§ Okuma parçası:
Seçim ittifakı yapacakları partilere parlamenter sistem şartı koyan Babacan, “Bizim en önemli hedeflerimizden biri güçlendirilmiş bir parlamenter sistemle ülkeyi yönetmek… Dolayısıyla bizim diğer siyasi partilerle diyalogumuz ya da ilerde olası iş birliğimiz temel ilke ve değerler konusunda uzlaşıp uzlaşamayacağımızla alakalıdır” dedi.
“Demokratik olmayan bir kafayla yollarımız kesişmez”
Babacan, “Seçimleri sadece iktidar sopasını ele geçirme yarışı olarak görmemek gerekiyor. Demokratik bir kafa gerekiyor. Yani ‘Ben iktidar olayım, aklıma geleni biraz da ben yapayım, nasıl Tayyip Erdoğan yapıyor biraz da ülkeyi ben yöneteyim’ gibi bir kafayla bizim yollarımız kesişmez, olamaz. Dediğim gibi daha vakit var. Şu anda biz DEVA Partisi olarak kendi çalışmalarımızı yürütüyoruz” diye konuştu.
“Cumhurbaşkanı ne derse desin, Adalet Bakanı ne derse desin bütün dünya görüyor ki Türkiye’de hukukta ve yargıyla ilgili ciddi sorunlar var”
“Biz her konuya ilkeler ve değerler bazında bakıyoruz. Yani ülkenin şu anda içinde bulunduğu çok büyük sorunlar var. Başta hukuk ve adaletsizlik en büyük sorundur. Hukukun üstünlüğü endeksinde Türkiye’nin nereye düştüğünü görüyorsunuz. Daha yeni açıklanan hukukun üstünlüğü endeksinde emsal ülkeler nerede biz neredeyiz… Türkiye aşağıya doğru tepetaklak yuvarlanıyor. Cumhurbaşkanı ne derse desin, Adalet Bakanı ne derse desin bütün dünya görüyor ki Türkiye’de hukukta ve yargıyla ilgili ciddi sorunlar var. Bizim olmazsa olmazımız memlekette hukuk ve adaletin yeniden tesis edilmesidir. Bu bizim en önemli ilkelerimizden biridir.”

§ Yazılı yönerge: Babacan'ın parlamenter sistem ve hukuk üzerine sözlerini aktaran metni, son cümlesinden sonra gelecek şekilde sürdürün.

§ Kayıt parçaları:
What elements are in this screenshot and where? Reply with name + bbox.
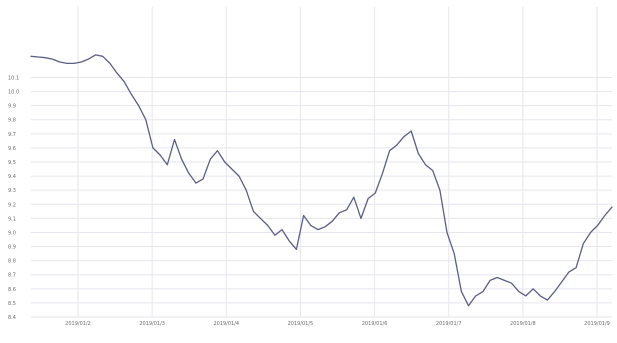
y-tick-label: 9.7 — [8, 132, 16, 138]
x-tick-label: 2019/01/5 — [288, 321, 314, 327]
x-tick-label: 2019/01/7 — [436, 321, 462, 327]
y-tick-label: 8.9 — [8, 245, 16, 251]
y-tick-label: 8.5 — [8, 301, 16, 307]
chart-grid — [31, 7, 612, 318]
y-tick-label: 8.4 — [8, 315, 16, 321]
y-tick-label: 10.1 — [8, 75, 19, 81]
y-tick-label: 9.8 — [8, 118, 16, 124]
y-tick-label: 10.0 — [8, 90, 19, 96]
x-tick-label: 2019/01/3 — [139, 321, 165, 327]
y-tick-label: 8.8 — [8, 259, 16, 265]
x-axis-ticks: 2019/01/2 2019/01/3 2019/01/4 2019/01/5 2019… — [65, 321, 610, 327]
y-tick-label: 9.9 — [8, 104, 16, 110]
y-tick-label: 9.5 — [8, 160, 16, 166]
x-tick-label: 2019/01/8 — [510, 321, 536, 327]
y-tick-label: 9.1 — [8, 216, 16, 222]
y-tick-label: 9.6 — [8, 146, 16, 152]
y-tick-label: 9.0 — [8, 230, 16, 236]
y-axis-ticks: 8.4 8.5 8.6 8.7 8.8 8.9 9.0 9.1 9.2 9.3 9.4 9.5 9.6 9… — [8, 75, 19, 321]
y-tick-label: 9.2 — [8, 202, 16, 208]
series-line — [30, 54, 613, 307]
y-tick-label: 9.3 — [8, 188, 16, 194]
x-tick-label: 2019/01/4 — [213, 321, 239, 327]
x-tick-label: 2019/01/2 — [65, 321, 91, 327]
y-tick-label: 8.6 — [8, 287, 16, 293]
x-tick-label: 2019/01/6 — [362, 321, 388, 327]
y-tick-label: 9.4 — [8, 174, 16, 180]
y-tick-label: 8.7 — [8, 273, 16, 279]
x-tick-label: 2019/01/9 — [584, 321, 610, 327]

* * *

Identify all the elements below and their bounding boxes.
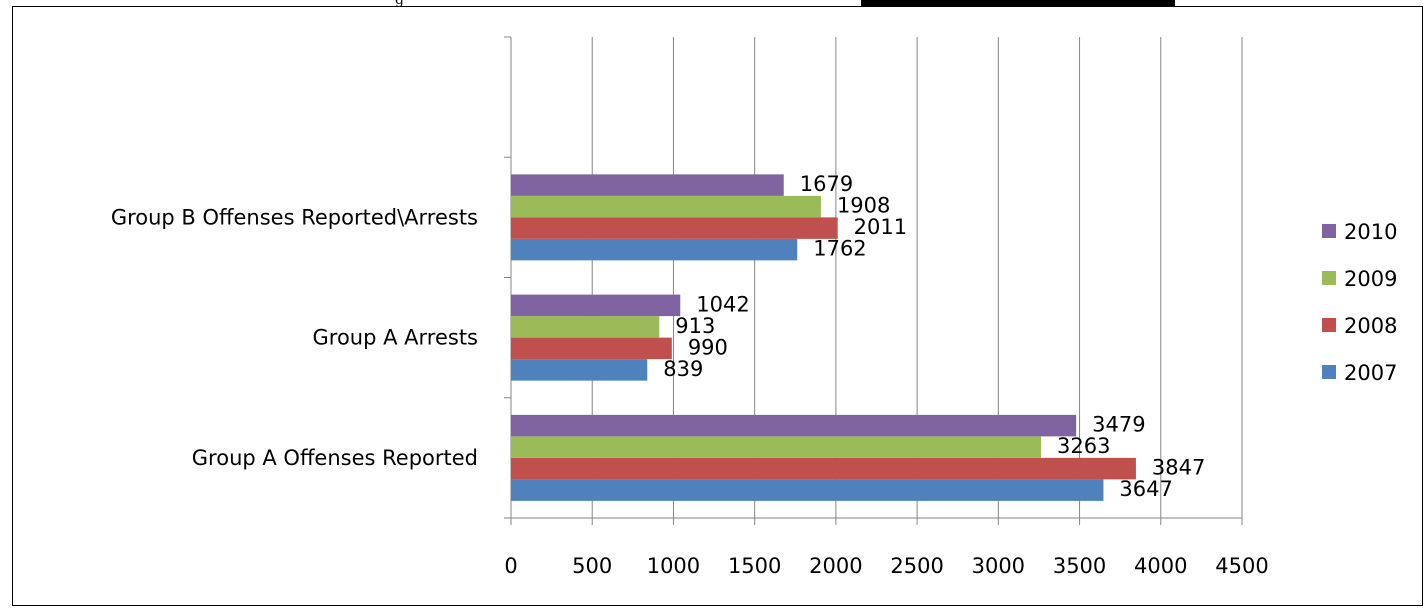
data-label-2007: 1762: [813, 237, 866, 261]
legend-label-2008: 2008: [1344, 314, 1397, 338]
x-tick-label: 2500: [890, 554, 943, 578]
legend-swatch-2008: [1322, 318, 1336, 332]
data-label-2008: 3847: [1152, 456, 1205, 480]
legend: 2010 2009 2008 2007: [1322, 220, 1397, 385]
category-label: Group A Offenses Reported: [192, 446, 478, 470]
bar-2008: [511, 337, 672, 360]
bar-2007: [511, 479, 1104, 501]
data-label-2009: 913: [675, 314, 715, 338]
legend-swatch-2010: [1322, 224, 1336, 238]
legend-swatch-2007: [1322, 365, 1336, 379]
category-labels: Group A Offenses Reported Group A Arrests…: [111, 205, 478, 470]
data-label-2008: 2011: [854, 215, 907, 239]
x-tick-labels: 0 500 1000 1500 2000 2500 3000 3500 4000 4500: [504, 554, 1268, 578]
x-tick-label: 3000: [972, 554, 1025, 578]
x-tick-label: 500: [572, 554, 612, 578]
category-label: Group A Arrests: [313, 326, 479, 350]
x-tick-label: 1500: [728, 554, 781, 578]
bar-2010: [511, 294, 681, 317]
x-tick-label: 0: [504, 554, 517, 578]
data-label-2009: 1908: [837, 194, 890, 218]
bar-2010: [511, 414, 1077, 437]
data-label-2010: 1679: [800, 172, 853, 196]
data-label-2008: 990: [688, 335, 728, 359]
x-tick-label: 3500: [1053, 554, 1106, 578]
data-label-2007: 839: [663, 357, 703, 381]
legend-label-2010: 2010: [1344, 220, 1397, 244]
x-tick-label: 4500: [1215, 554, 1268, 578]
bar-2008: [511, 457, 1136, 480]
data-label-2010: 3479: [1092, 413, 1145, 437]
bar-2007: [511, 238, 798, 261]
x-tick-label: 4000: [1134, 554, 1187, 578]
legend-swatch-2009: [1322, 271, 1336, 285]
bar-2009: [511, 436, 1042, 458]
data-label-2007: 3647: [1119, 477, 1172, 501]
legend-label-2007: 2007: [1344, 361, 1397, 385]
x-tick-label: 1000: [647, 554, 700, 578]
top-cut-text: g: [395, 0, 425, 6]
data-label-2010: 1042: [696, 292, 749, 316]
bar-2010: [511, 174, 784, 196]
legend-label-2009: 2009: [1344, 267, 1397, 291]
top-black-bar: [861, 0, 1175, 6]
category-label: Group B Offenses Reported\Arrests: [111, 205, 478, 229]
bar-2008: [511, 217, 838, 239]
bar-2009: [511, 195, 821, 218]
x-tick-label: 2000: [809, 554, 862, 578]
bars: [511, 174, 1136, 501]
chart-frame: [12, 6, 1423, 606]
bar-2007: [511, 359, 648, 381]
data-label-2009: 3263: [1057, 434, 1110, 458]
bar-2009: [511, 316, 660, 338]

...

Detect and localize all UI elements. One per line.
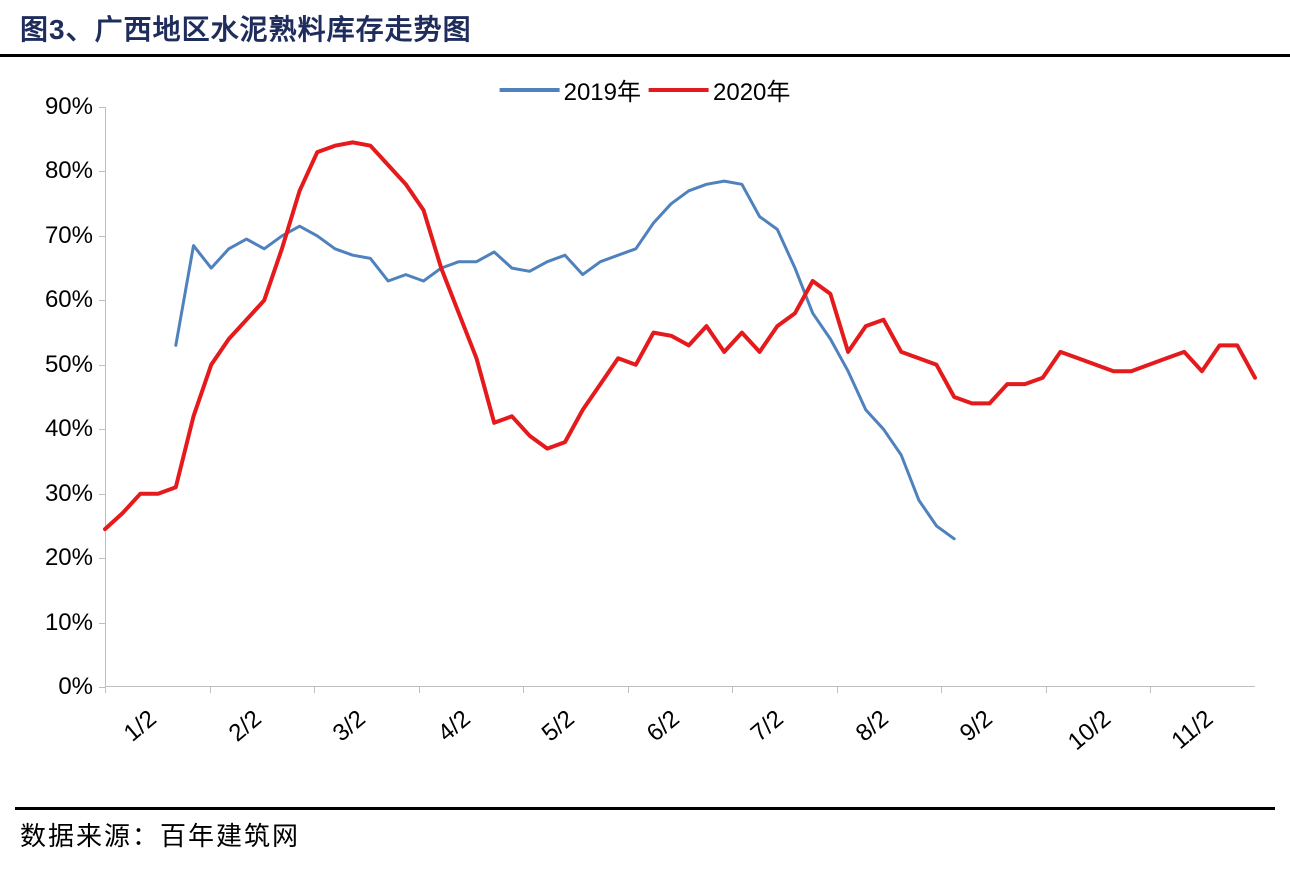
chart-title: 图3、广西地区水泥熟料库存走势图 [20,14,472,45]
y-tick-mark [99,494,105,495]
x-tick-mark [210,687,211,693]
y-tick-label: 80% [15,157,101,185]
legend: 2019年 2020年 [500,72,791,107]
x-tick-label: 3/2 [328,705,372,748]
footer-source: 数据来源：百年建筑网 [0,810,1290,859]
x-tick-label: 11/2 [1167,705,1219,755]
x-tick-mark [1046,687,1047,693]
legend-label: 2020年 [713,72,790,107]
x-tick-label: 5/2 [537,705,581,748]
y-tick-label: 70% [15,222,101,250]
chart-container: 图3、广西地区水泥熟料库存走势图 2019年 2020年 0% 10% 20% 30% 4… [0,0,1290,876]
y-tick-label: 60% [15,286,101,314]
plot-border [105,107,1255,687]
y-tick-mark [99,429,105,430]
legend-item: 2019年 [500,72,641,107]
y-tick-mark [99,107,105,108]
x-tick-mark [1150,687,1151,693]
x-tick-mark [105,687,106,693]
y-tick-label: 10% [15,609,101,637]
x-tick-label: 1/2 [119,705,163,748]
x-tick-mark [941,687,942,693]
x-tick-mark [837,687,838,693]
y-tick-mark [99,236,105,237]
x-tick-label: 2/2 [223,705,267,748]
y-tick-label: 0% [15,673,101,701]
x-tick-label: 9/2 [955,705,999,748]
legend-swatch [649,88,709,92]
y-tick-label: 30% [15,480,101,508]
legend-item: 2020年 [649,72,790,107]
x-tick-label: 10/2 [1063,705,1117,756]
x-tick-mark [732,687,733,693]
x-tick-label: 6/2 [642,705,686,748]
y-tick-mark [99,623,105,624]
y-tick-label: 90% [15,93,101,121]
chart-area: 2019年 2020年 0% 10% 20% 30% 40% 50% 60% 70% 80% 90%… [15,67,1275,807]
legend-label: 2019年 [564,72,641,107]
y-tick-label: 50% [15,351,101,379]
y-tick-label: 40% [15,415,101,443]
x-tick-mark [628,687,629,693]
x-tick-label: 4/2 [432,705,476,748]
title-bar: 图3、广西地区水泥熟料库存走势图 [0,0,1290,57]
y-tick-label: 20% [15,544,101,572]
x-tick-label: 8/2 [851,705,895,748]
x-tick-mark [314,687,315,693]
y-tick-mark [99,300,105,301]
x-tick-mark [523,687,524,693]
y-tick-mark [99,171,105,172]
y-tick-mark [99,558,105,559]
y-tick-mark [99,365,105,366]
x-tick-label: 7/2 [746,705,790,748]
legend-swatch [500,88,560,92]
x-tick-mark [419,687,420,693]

§ Çıktı:
“Siyasi partilerle diyalogumuz ya da ilerde olası iş birliğimiz temel ilke ve değerler konusunda uzlaşıp uzlaşamayacağımızla alakalıdır”
“Yine parlamenter sistem altını çizerek söylüyorum. Ülkenin parlamenter sistemle yönetilmesi bizim en önemli hedeflerimizden biridir. Mevcut başkanlık sistemin ülkeyi ne hale getirdiğini görüyoruz. Mevcut sistem değişmediği sürece Erdoğan gider Merdoğan gelir ama sorunları aynı yaşamaya devam ederiz. İktidardaki partinin adı değişir sorunlar aynen devam eder. Dolayısıyla bizim en önemli hedeflerimizden biri güçlendirilmiş bir parlamenter sistemle ülkeyi yönetmek… Dolayısıyla bizim diğer siyasi partilerle diyalogumuz ya da ilerde olası iş birliğimiz temel ilke ve değerler konusunda uzlaşıp uzlaşamayacağımızla alakalıdır.”
“Muhalefetin sesi, parlamenter sistemle ilgili cılız çıkıyor”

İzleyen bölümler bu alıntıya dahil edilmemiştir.